• _Exercise task_
Only a number is wanted here: the number of lines of the data that include "Обороты".

• _Available records_
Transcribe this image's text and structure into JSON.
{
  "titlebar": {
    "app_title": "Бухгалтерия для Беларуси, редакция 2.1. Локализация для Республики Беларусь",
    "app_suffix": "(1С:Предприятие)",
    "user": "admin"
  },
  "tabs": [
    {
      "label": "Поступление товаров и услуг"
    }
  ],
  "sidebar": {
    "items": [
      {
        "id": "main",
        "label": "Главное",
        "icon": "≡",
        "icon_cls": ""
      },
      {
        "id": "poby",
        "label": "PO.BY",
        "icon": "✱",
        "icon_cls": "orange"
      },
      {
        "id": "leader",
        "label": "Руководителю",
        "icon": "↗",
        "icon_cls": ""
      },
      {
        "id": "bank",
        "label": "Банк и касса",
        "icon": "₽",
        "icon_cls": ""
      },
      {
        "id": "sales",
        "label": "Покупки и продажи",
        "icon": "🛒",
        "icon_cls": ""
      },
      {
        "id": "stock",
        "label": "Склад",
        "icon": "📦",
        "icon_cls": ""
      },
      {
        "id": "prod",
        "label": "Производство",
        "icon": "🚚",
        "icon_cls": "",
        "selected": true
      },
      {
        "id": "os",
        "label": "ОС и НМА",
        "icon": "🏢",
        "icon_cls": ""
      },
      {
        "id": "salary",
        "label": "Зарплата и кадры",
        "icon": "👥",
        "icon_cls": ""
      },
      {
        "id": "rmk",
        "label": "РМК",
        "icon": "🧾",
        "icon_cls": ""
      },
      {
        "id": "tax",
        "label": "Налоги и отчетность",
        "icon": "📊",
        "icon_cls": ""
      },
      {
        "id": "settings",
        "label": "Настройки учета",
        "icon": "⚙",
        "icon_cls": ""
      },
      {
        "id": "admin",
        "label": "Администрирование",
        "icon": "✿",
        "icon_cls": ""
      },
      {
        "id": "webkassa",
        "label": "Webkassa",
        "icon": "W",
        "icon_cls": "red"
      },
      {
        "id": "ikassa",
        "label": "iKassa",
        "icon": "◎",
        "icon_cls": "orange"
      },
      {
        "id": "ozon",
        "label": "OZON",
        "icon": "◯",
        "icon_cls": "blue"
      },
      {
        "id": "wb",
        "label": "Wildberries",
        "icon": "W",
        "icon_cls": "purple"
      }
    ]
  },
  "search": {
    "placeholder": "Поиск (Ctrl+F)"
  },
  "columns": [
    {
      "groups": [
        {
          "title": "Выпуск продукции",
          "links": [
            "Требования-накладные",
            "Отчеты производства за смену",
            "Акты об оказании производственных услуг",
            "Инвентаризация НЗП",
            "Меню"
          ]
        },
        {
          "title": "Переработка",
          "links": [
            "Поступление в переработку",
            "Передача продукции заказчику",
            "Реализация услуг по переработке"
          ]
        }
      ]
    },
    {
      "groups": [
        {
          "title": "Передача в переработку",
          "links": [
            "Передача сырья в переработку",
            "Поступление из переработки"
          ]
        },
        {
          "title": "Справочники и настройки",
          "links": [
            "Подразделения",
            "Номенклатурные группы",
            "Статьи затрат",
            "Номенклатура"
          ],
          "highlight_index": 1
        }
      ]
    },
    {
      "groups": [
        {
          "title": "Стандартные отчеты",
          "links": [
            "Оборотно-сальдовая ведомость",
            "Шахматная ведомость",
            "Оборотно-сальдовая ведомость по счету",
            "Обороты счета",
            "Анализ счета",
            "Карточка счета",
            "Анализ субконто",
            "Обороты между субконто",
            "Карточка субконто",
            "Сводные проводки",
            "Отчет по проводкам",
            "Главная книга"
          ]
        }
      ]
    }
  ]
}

• _Exercise result_
2